• **Work to be completed**: How many lines of the records below contain the word "your"? Answer with the number alone.
>> start Data in this exercise
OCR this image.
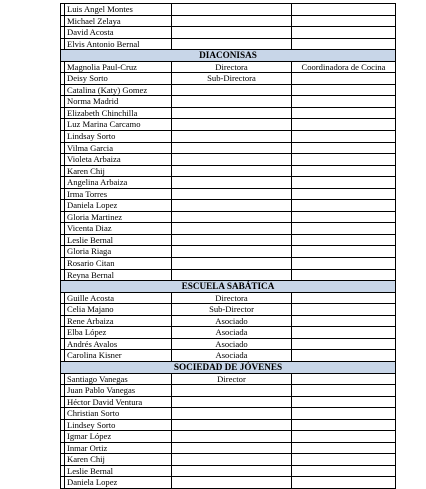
	Luis Angel Montes		
	Michael Zelaya		
	David Acosta		
	Elvis Antonio Bernal		
DIACONISAS			
	Magnolia Paul-Cruz	Directora	Coordinadora de Cocina
	Deisy Sorto	Sub-Directora	
	Catalina (Katy) Gomez		
	Norma Madrid		
	Elizabeth Chinchilla		
	Luz Marina Carcamo		
	Lindsay Sorto		
	Vilma Garcia		
	Violeta Arbaiza		
	Karen Chij		
	Angelina Arbaiza		
	Irma Torres		
	Daniela Lopez		
	Gloria Martinez		
	Vicenta Diaz		
	Leslie Bernal		
	Gloria Riaga		
	Rosario Citan		
	Reyna Bernal		
ESCUELA SABÁTICA			
	Guille Acosta	Directora	
	Celia Majano	Sub-Director	
	Rene Arbaiza	Asociado	
	Elba López	Asociada	
	Andrés Avalos	Asociado	
	Carolina Kisner	Asociada	
SOCIEDAD DE JÓVENES			
	Santiago Vanegas	Director	
	Juan Pablo Vanegas		
	Héctor David Ventura		
	Christian Sorto		
	Lindsey Sorto		
	Igmar López		
	Inmar Ortiz		
	Karen Chij		
	Leslie Bernal		
	Daniela Lopez		
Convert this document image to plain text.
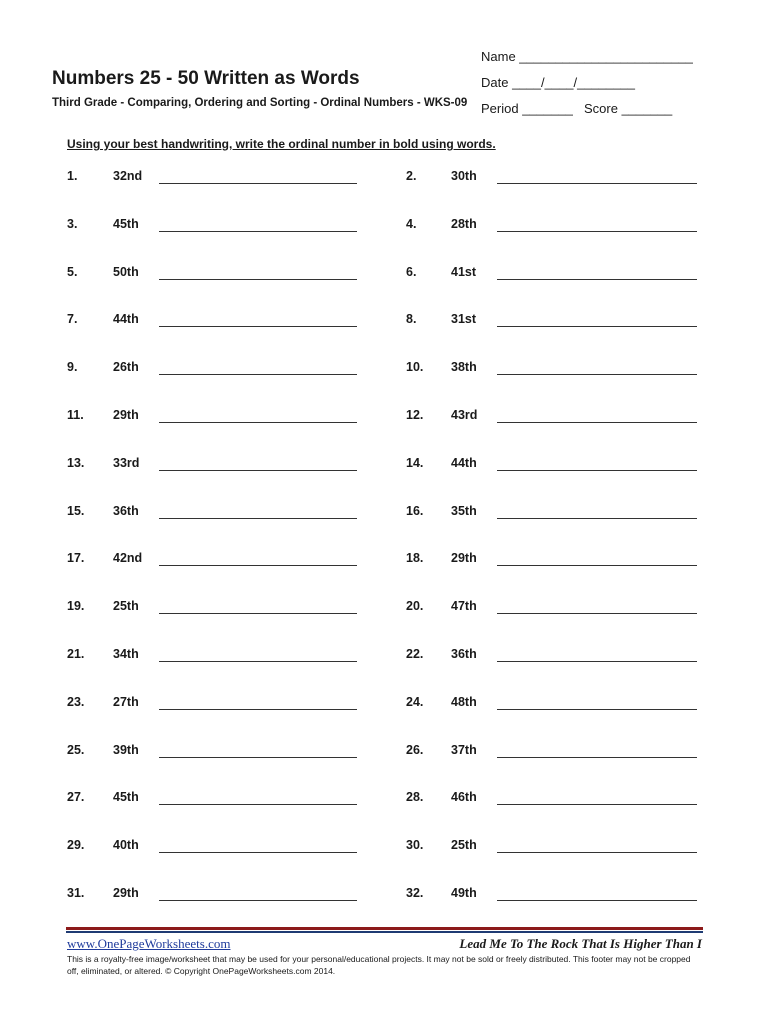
Numbers 25 - 50 Written as Words
Third Grade - Comparing, Ordering and Sorting - Ordinal Numbers - WKS-09
Name ________________________
Date ____/____/________
Period _______ Score _______
Using your best handwriting, write the ordinal number in bold using words.
1.	32nd	2.	30th
3.	45th	4.	28th
5.	50th	6.	41st
7.	44th	8.	31st
9.	26th	10. 38th
11. 29th	12. 43rd
13. 33rd	14. 44th
15. 36th	16. 35th
17. 42nd	18. 29th
19. 25th	20. 47th
21. 34th	22. 36th
23. 27th	24. 48th
25. 39th	26. 37th
27. 45th	28. 46th
29. 40th	30. 25th
31. 29th	32. 49th
www.OnePageWorksheets.com	Lead Me To The Rock That Is Higher Than I
This is a royalty-free image/worksheet that may be used for your personal/educational projects. It may not be sold or freely distributed. This footer may not be cropped off, eliminated, or altered. © Copyright OnePageWorksheets.com 2014.
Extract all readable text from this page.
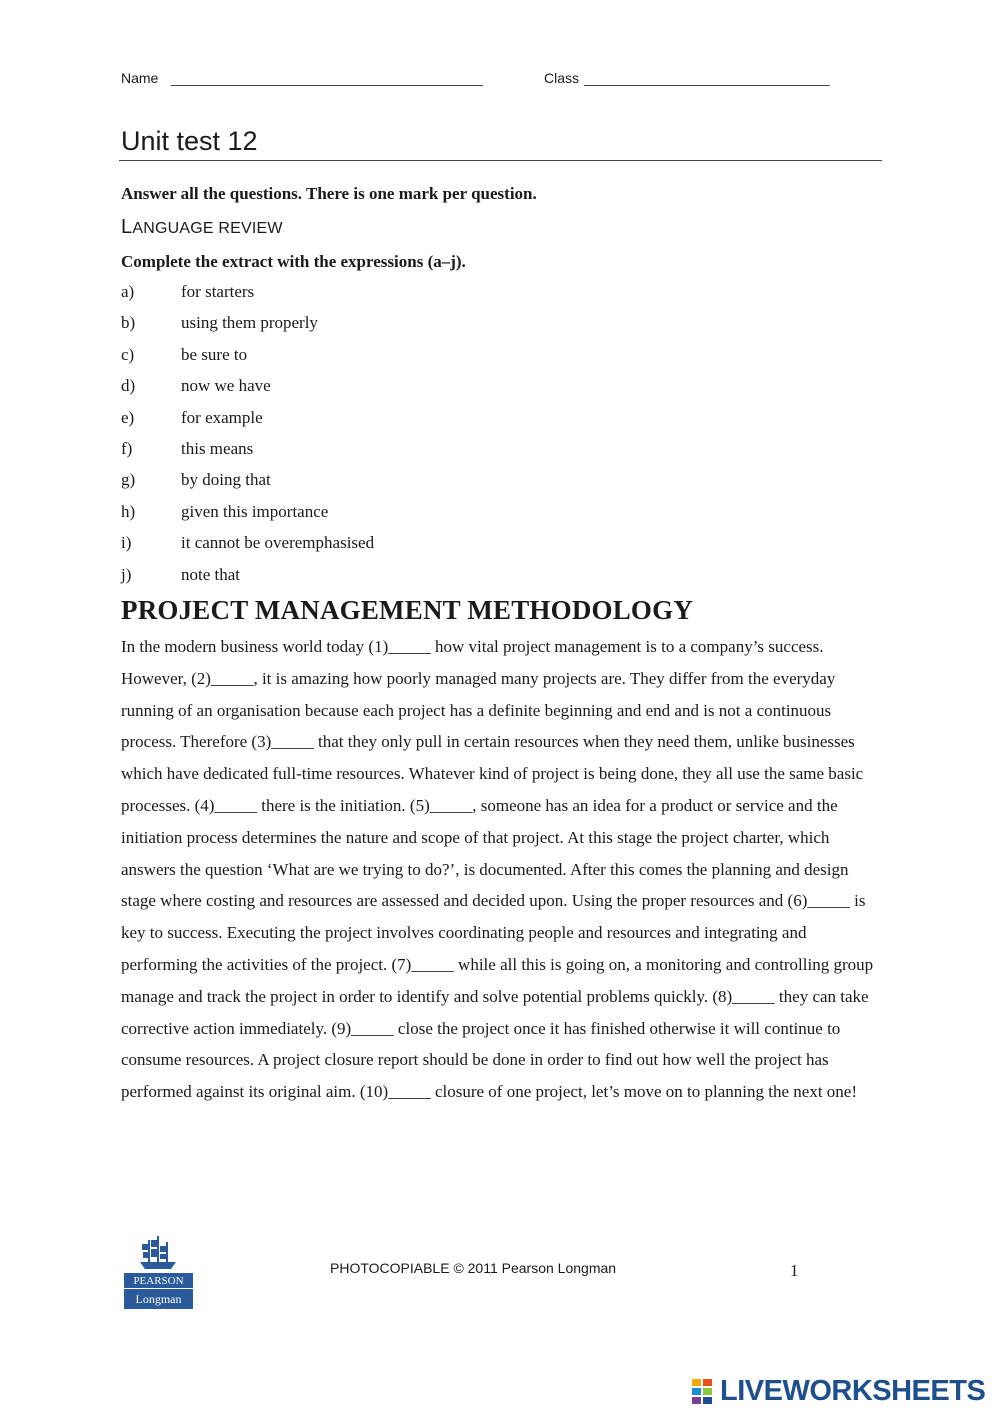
Name	Class
Unit test 12
Answer all the questions. There is one mark per question.
LANGUAGE REVIEW
Complete the extract with the expressions (a–j).
a)	for starters
b)	using them properly
c)	be sure to
d)	now we have
e)	for example
f)	this means
g)	by doing that
h)	given this importance
i)	it cannot be overemphasised
j)	note that
PROJECT MANAGEMENT METHODOLOGY

In the modern business world today (1)_____ how vital project management is to a company’s success. However, (2)_____, it is amazing how poorly managed many projects are. They differ from the everyday running of an organisation because each project has a definite beginning and end and is not a continuous process. Therefore (3)_____ that they only pull in certain resources when they need them, unlike businesses which have dedicated full-time resources. Whatever kind of project is being done, they all use the same basic processes. (4)_____ there is the initiation. (5)_____, someone has an idea for a product or service and the initiation process determines the nature and scope of that project. At this stage the project charter, which answers the question ‘What are we trying to do?’, is documented. After this comes the planning and design stage where costing and resources are assessed and decided upon. Using the proper resources and (6)_____ is key to success. Executing the project involves coordinating people and resources and integrating and performing the activities of the project. (7)_____ while all this is going on, a monitoring and controlling group manage and track the project in order to identify and solve potential problems quickly. (8)_____ they can take corrective action immediately. (9)_____ close the project once it has finished otherwise it will continue to consume resources. A project closure report should be done in order to find out how well the project has performed against its original aim. (10)_____ closure of one project, let’s move on to planning the next one!

PEARSON
Longman
PHOTOCOPIABLE © 2011 Pearson Longman	1
LIVEWORKSHEETS
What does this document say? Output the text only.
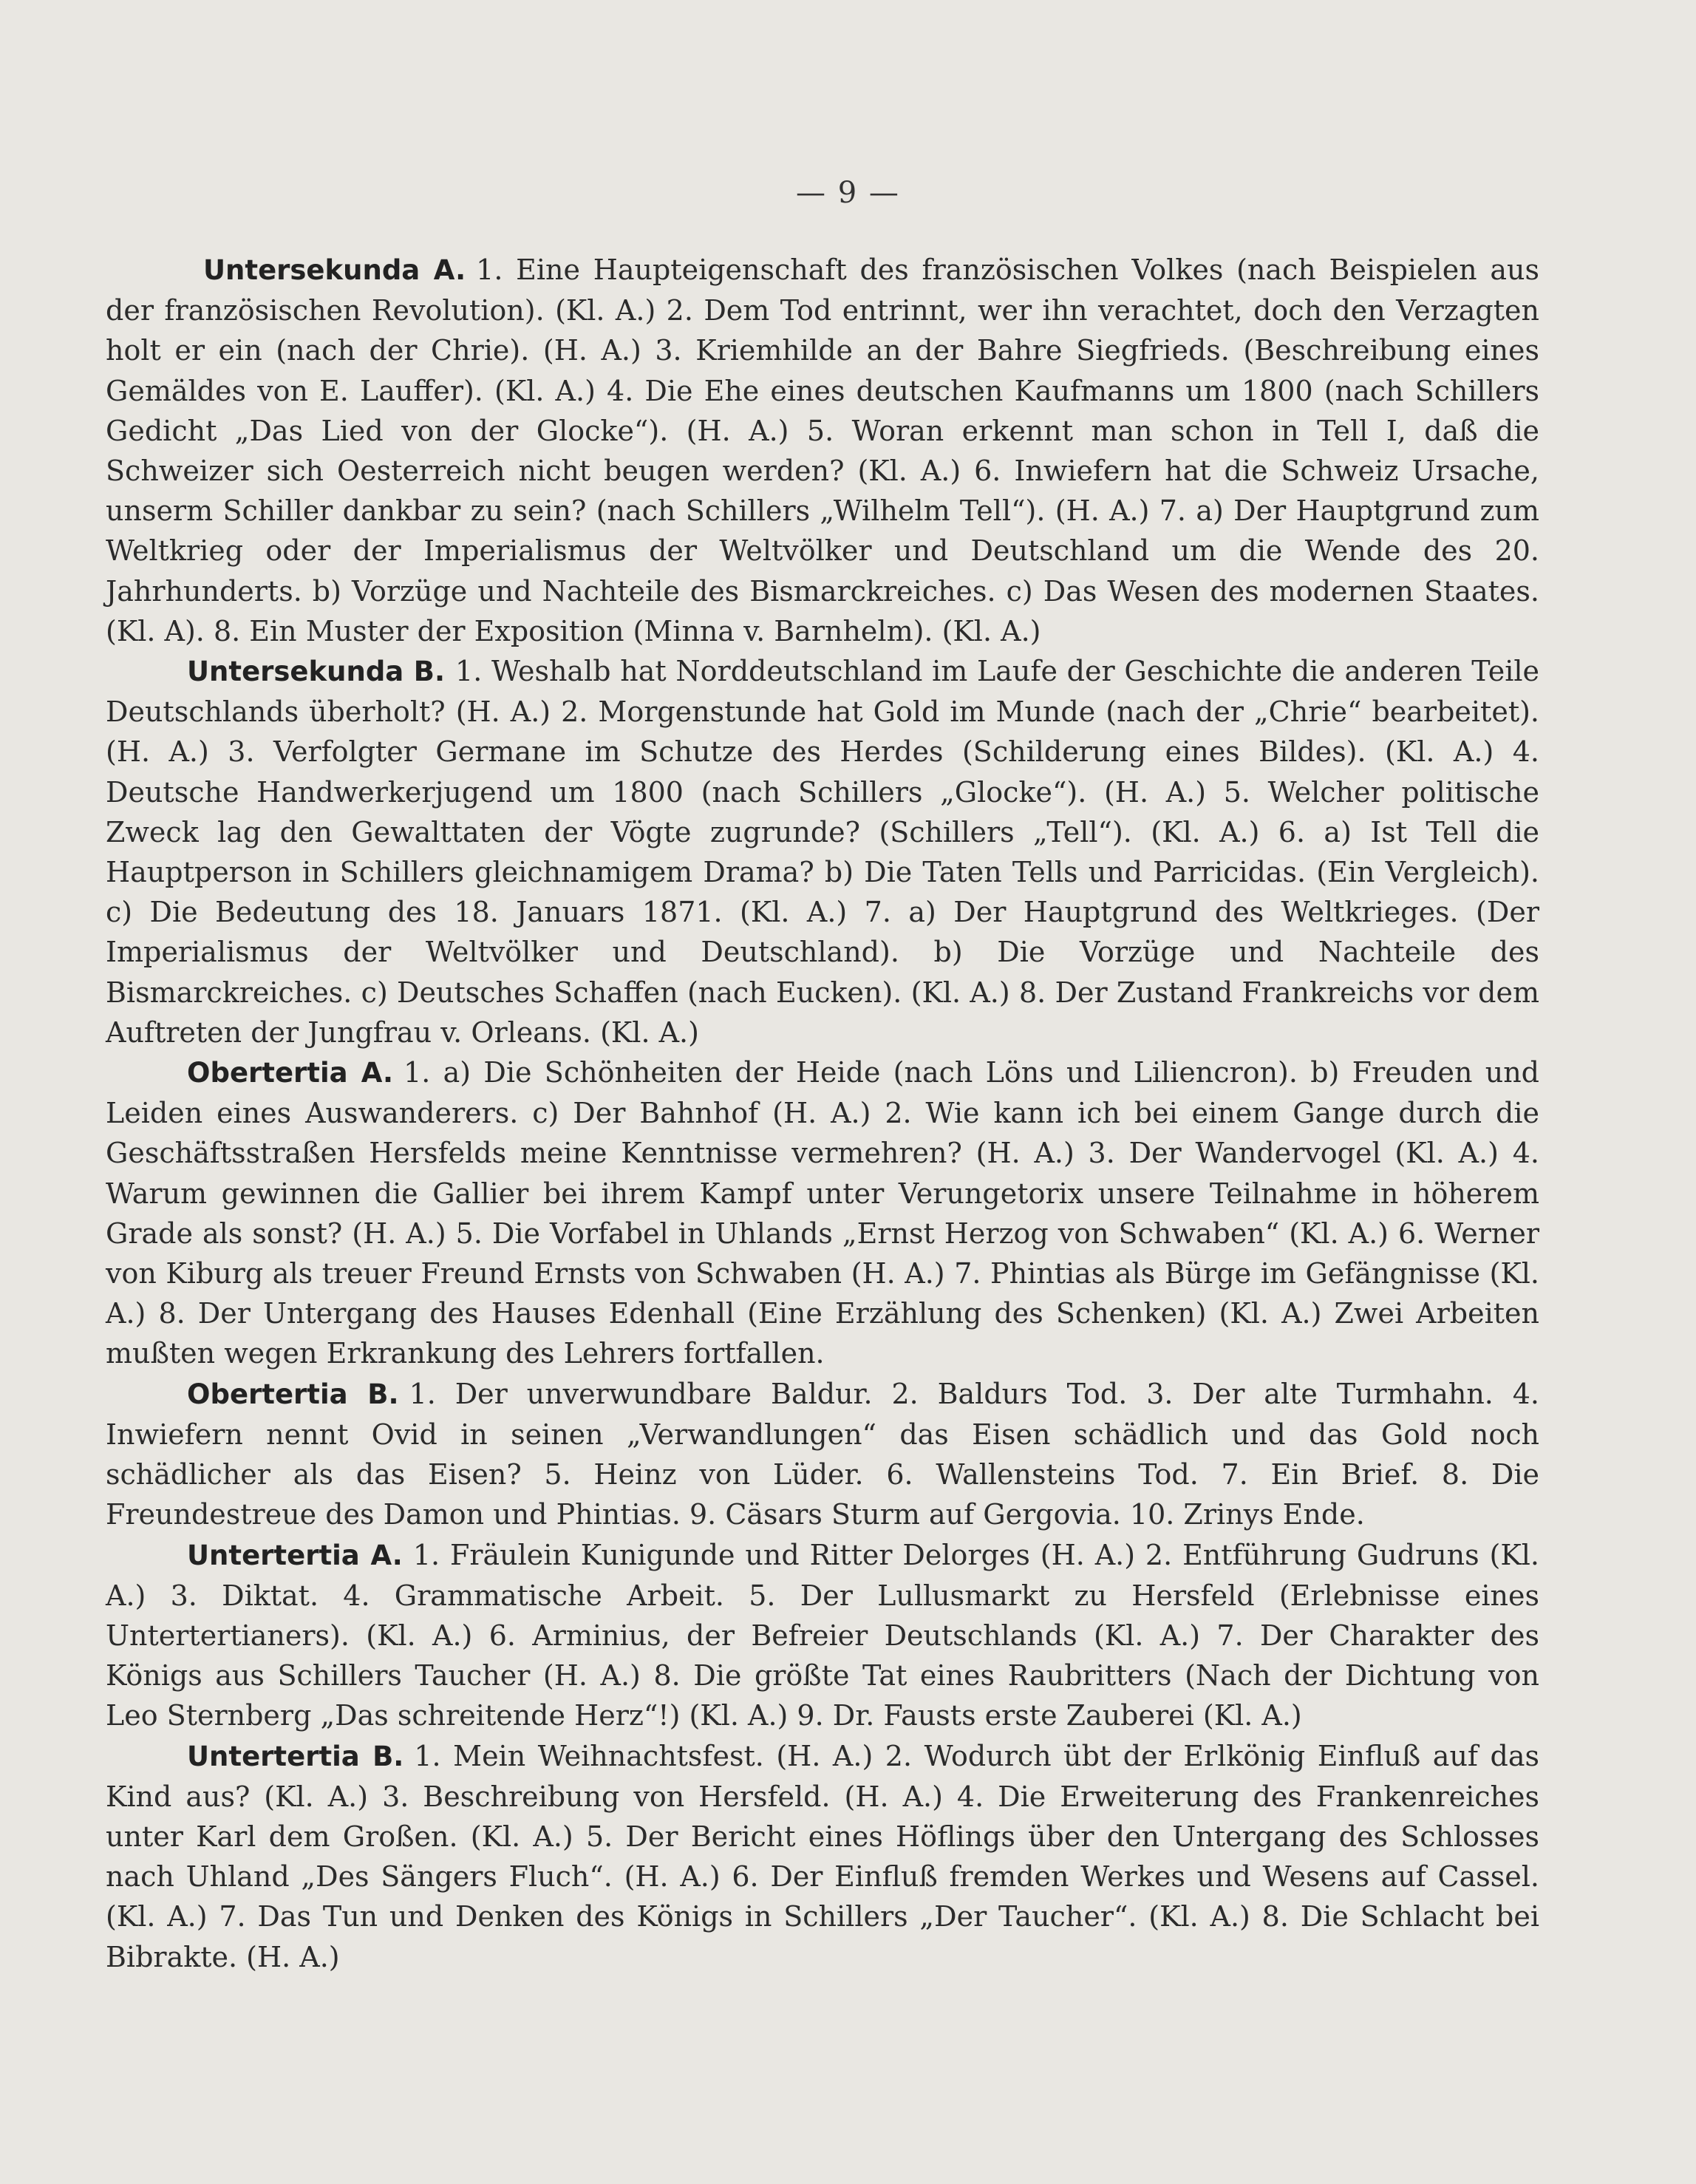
— 9 —

Untersekunda A. 1. Eine Haupteigenschaft des französischen Volkes (nach Beispielen aus der französischen Revolution). (Kl. A.) 2. Dem Tod entrinnt, wer ihn verachtet, doch den Verzagten holt er ein (nach der Chrie). (H. A.) 3. Kriemhilde an der Bahre Siegfrieds. (Beschreibung eines Gemäldes von E. Lauffer). (Kl. A.) 4. Die Ehe eines deutschen Kaufmanns um 1800 (nach Schillers Gedicht „Das Lied von der Glocke“). (H. A.) 5. Woran erkennt man schon in Tell I, daß die Schweizer sich Oesterreich nicht beugen werden? (Kl. A.) 6. Inwiefern hat die Schweiz Ursache, unserm Schiller dankbar zu sein? (nach Schillers „Wilhelm Tell“). (H. A.) 7. a) Der Hauptgrund zum Weltkrieg oder der Imperialismus der Weltvölker und Deutschland um die Wende des 20. Jahrhunderts. b) Vorzüge und Nachteile des Bismarckreiches. c) Das Wesen des modernen Staates. (Kl. A). 8. Ein Muster der Exposition (Minna v. Barnhelm). (Kl. A.)

Untersekunda B. 1. Weshalb hat Norddeutschland im Laufe der Geschichte die anderen Teile Deutschlands überholt? (H. A.) 2. Morgenstunde hat Gold im Munde (nach der „Chrie“ bearbeitet). (H. A.) 3. Verfolgter Germane im Schutze des Herdes (Schilderung eines Bildes). (Kl. A.) 4. Deutsche Handwerkerjugend um 1800 (nach Schillers „Glocke“). (H. A.) 5. Welcher politische Zweck lag den Gewalttaten der Vögte zugrunde? (Schillers „Tell“). (Kl. A.) 6. a) Ist Tell die Hauptperson in Schillers gleichnamigem Drama? b) Die Taten Tells und Parricidas. (Ein Vergleich). c) Die Bedeutung des 18. Januars 1871. (Kl. A.) 7. a) Der Hauptgrund des Weltkrieges. (Der Imperialismus der Weltvölker und Deutschland). b) Die Vorzüge und Nachteile des Bismarckreiches. c) Deutsches Schaffen (nach Eucken). (Kl. A.) 8. Der Zustand Frankreichs vor dem Auftreten der Jungfrau v. Orleans. (Kl. A.)

Obertertia A. 1. a) Die Schönheiten der Heide (nach Löns und Liliencron). b) Freuden und Leiden eines Auswanderers. c) Der Bahnhof (H. A.) 2. Wie kann ich bei einem Gange durch die Geschäftsstraßen Hersfelds meine Kenntnisse vermehren? (H. A.) 3. Der Wandervogel (Kl. A.) 4. Warum gewinnen die Gallier bei ihrem Kampf unter Verungetorix unsere Teilnahme in höherem Grade als sonst? (H. A.) 5. Die Vorfabel in Uhlands „Ernst Herzog von Schwaben“ (Kl. A.) 6. Werner von Kiburg als treuer Freund Ernsts von Schwaben (H. A.) 7. Phintias als Bürge im Gefängnisse (Kl. A.) 8. Der Untergang des Hauses Edenhall (Eine Erzählung des Schenken) (Kl. A.) Zwei Arbeiten mußten wegen Erkrankung des Lehrers fortfallen.

Obertertia B. 1. Der unverwundbare Baldur. 2. Baldurs Tod. 3. Der alte Turmhahn. 4. Inwiefern nennt Ovid in seinen „Verwandlungen“ das Eisen schädlich und das Gold noch schädlicher als das Eisen? 5. Heinz von Lüder. 6. Wallensteins Tod. 7. Ein Brief. 8. Die Freundestreue des Damon und Phintias. 9. Cäsars Sturm auf Gergovia. 10. Zrinys Ende.

Untertertia A. 1. Fräulein Kunigunde und Ritter Delorges (H. A.) 2. Entführung Gudruns (Kl. A.) 3. Diktat. 4. Grammatische Arbeit. 5. Der Lullusmarkt zu Hersfeld (Erlebnisse eines Untertertianers). (Kl. A.) 6. Arminius, der Befreier Deutschlands (Kl. A.) 7. Der Charakter des Königs aus Schillers Taucher (H. A.) 8. Die größte Tat eines Raubritters (Nach der Dichtung von Leo Sternberg „Das schreitende Herz“!) (Kl. A.) 9. Dr. Fausts erste Zauberei (Kl. A.)

Untertertia B. 1. Mein Weihnachtsfest. (H. A.) 2. Wodurch übt der Erlkönig Einfluß auf das Kind aus? (Kl. A.) 3. Beschreibung von Hersfeld. (H. A.) 4. Die Erweiterung des Frankenreiches unter Karl dem Großen. (Kl. A.) 5. Der Bericht eines Höflings über den Untergang des Schlosses nach Uhland „Des Sängers Fluch“. (H. A.) 6. Der Einfluß fremden Werkes und Wesens auf Cassel. (Kl. A.) 7. Das Tun und Denken des Königs in Schillers „Der Taucher“. (Kl. A.) 8. Die Schlacht bei Bibrakte. (H. A.)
>> end Data in this exercise
• **Complete response**: 2